Split four ways, the Wernickes each took home $450,000 in 2007/2008, that on top of any salaries earned. And that was five years ago. Given their rate of growth, they could conceivably be earning $1 million each by now.
Carpet salesmen-origins
The Wenatex sales strategy and the Thailand scratchy card/time-share ploy are essentially sophisticated, dressed-up versions of what you’ll experience if you venture into a carpet shop or trinket store in Morocco, Egypt or India – where you will be offered free tea, and a tour of the factory “just to look” before the big sales pitch and relentless bargaining begins and previously very friendly shop owner turns less so. (In Essaouira, Morocco in 2010, my wife and I found ourselves having our photos taken dressed up in full traditional Bedouin costumes before having carpet after carpet thrown at our feet despite out protests.)
Of course – just as we did from that carpet shop, you can go along to the Wenatex dinner, stuff your belly, listen to their spiel and walk away – or buy (as some do) a very expensive mattress.
I am not suggesting the Wenatex mattresses are not comfortable (they may even be superb), but unless you genuinely want to spend thousands of dollars for a mattress and accessories I’d suggest the following:
Tear up the Wenatex invitation, splash out a $100 of your own money and enjoy a guilt-free, relaxing, bona fide dining experience at a restaurant of your choice.
(And if you DO need a new mattress, head to the shops and try out as many as you like.)

::::

**What is asked:** Retype the stretch of the Wenatex sales piece from "Split four ways, the" through "each by now." without changing a word.

**Material:**
::::

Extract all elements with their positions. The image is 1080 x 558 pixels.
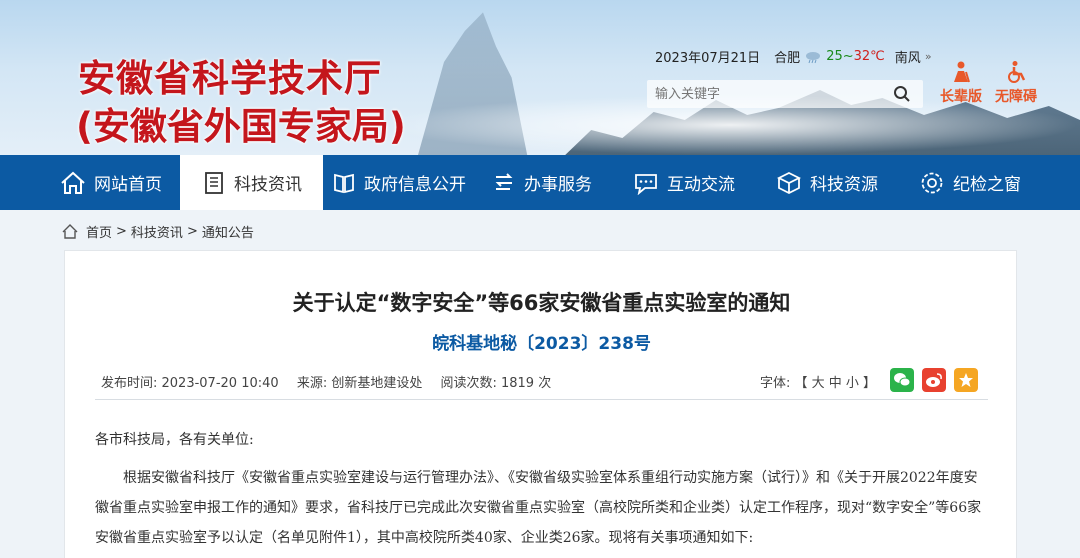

::::

**Solution to the problem:**
Split four ways, the Wernickes each took home $450,000 in 2007/2008, that on top of any salaries earned. And that was five years ago. Given their rate of growth, they could conceivably be earning $1 million each by now.